### Courses

##### Last Updated:
10/03/2019 - 15:02

## IAM557 - Statistical Learning and Simulation

Credit: 3(3-0); ECTS: 8.0
Instructor(s): Ömür Uğur
Prerequisites: Consent of Instructor(s)

#### Course Catalogue Description

Brief introduction to Statistical Learning: Regression versus Classification; Linear Regression: simple and multiple Linear Regression; Classification: Logistic Regression, Discriminant Analysis; Resampling Methods: Cross-Validation, the Bootstrap; Regularization: Subset Selection, Ridge Regression, the Lasso, Principle Components and Partial Least Squares Regression; Nonlinear Models: Polynomial; Splines; Generalized Additive Models; Tree-Based Models: Decision Trees, Random Forest, Boosting; Support Vector Machines; Unsupervised Learning: Principle Component Analysis, Clustering Methods.

#### Course Objectives

At the end of the course, the student will learn:
• the fundamentals of Statistical Learning, regression and classification
• linear and nonlinear regressions including splines
• Generalised Additive Models for both regression and classification problems
• regularisation techniques including Ridge regression and the Lasso
• the tree-based methods for regression and classification
• Support Vector Machine which is highly appreciated among Data Science and Machine Learning Community
• the difference between supervised and unsupervised learning methods

#### Course Learning Outcomes

Student, who passed the course satisfactorily will be able to:
• present the data and its descriptive analysis
• distinguish between regression and classification problems
• apply regression or classification algorithms to solve related problems
• code their own algorithms for specific applications in Statistical and Machine Learning
• understand the fundamentals of Support Vector Machine and be able to apply to specific problems
• distinguish between supervised and unsupervised learning methods in related applications

#### Tentative (Weekly) Outline

1. Brief introduction to Statistical Learning: a) Regression versus Classification
2. Linear Regression: a) simple and multiple Linear Regression
3. Classification: a) Logistic Regression b) Discriminant Analysis (Linear and Quadratic)

Extracted records
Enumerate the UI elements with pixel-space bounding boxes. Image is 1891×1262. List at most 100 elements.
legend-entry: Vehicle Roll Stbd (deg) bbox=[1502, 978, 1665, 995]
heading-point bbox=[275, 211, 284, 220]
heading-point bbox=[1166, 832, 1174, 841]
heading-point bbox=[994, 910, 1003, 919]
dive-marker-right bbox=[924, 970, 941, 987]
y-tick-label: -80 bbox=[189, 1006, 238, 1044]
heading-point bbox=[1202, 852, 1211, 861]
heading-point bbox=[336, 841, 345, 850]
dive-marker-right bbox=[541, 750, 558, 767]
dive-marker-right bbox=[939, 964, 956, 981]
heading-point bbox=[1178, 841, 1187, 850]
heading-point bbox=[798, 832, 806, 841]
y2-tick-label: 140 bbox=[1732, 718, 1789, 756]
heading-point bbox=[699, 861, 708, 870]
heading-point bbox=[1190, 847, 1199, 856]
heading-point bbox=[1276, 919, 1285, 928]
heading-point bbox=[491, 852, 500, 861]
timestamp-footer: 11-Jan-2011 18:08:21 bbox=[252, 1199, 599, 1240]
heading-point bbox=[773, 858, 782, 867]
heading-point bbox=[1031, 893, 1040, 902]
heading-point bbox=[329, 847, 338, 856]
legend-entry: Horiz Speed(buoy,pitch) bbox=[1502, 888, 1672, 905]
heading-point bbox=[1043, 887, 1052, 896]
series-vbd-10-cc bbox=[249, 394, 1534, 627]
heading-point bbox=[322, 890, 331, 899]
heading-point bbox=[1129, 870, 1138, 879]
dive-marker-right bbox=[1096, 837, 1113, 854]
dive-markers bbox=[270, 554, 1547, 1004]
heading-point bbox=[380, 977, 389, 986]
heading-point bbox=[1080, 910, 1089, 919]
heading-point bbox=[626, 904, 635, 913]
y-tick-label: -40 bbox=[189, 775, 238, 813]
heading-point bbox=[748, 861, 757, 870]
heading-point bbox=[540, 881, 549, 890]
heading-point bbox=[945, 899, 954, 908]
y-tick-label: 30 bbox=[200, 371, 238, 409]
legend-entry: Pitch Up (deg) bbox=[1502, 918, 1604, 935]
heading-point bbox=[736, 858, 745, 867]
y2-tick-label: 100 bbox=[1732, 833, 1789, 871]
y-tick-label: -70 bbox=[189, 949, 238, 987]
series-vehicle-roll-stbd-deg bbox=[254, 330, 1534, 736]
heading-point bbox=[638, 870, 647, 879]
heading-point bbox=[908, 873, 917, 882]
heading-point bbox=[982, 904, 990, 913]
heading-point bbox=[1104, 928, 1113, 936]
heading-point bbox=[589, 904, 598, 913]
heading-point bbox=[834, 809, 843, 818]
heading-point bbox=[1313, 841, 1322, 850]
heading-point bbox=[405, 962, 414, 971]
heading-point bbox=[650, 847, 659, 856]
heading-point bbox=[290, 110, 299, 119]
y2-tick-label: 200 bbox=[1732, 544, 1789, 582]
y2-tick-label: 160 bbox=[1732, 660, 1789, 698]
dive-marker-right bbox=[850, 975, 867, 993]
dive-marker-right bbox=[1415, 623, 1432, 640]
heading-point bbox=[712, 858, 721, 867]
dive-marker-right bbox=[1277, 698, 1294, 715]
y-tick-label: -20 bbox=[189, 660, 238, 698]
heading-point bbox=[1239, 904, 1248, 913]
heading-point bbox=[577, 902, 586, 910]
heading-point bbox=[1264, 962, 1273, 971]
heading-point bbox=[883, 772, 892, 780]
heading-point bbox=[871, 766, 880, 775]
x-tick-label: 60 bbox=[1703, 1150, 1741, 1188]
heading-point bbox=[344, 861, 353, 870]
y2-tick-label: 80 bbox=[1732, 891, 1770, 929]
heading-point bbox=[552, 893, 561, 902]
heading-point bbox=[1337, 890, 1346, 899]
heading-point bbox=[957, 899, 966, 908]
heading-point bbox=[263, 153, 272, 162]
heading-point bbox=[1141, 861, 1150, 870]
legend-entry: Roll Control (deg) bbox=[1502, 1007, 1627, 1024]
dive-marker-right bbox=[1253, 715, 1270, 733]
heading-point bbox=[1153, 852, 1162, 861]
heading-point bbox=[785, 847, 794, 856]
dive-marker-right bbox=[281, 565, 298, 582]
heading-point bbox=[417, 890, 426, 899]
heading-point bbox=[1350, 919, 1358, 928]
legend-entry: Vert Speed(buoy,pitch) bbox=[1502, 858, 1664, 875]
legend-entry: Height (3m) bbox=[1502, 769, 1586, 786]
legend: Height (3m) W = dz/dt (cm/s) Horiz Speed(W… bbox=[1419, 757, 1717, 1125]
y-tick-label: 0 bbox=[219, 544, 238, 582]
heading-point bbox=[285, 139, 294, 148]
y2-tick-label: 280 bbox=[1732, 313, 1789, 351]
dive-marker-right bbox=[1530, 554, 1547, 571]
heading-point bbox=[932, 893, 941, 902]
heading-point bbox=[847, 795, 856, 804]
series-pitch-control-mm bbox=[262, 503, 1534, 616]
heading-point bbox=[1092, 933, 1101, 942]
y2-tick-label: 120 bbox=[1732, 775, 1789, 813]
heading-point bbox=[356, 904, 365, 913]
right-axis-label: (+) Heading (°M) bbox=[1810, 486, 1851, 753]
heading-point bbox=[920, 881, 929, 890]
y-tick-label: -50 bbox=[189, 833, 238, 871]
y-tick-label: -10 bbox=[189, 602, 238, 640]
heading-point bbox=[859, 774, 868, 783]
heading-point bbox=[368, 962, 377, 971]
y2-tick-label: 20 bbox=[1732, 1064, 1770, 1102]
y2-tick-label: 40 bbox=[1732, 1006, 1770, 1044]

*WORK TO COMPLETE*:
a – According to the course page, who is the instructor for IAM557?
b – Edit the course page, starting at "### Courses" and ending at "Analysis, Clustering Methods.", and replace "Lasso" with "LASSO".
c – Continue the course page after its last line.

*ANSWERS GIVEN*:
a – Ömür Uğur

b –
### Courses

##### Last Updated:
10/03/2019 - 15:02

## IAM557 - Statistical Learning and Simulation

Credit: 3(3-0); ECTS: 8.0
Instructor(s): Ömür Uğur
Prerequisites: Consent of Instructor(s)

#### Course Catalogue Description

Brief introduction to Statistical Learning: Regression versus Classification; Linear Regression: simple and multiple Linear Regression; Classification: Logistic Regression, Discriminant Analysis; Resampling Methods: Cross-Validation, the Bootstrap; Regularization: Subset Selection, Ridge Regression, the LASSO, Principle Components and Partial Least Squares Regression; Nonlinear Models: Polynomial; Splines; Generalized Additive Models; Tree-Based Models: Decision Trees, Random Forest, Boosting; Support Vector Machines; Unsupervised Learning: Principle Component Analysis, Clustering Methods.

c –
4. Resampling Methods: a) Cross-Validation b) the Bootstrap
5. Regularisation: a) Subset Selection b) Ridge Regression c) the Lasso d) Principle Components Regression e) Partial Least Squares Regression
6. Nonlinear Models: a) Polynomial and Splines b) Generalised Additive Models
7. Tree-Based Models: a) Decision Trees b) Random Forest c) Boosting
8. Support Vector Machines
9. Unsupervised Learning: a) Principle Component Analysis b) Clustering Methods

#### Course Textbook(s)

• Gareth James, Daniela Witten, Trevor Hastie, Robert Tibshirani, An Introduction to Statistical Learning - with Applications in R, 8th ed., Springer, 2013 (Corrected at 8th printing 2017)

#### Supplementary Materials and Resources

• Books:
• Trevor Hastie, Robert Tibshirani, Jerome Friedman, The Elements of Statistical Learning: Data Mining, Inference, and Prediction, 2nd ed., Springer, 2009 (Corrected at 12th printing 2017)
• Kevin P. Murphy, Machine Learning: A Probabilistic Perspective, The MIT Press, 2012
• Peter Harrington, Machine Learning in Action, Manning Publications Co., 2012
• Charu C. Aggarwal, Neural Networks and Deep Learning: A Textbook, Springer, 2018
• G. Jay Kerns, Introduction to Probability and Statistics Using R, 1st ed., 2015
• Robert V. Hogg, Elliot A. Tanis, Dale Zimmerman, Probability and Statistical Inference, 9th ed., 2015
• Larry Wasserman, All of Statistics - A Concise Course in Statistical Inference, 2004
• W. N. Venables, D. M. Smith, and the R Core Team, An Introduction to R - Notes on R: A Programming Environment for Data Analysis and Graphics, Version 3.4.2 (2017-09-28)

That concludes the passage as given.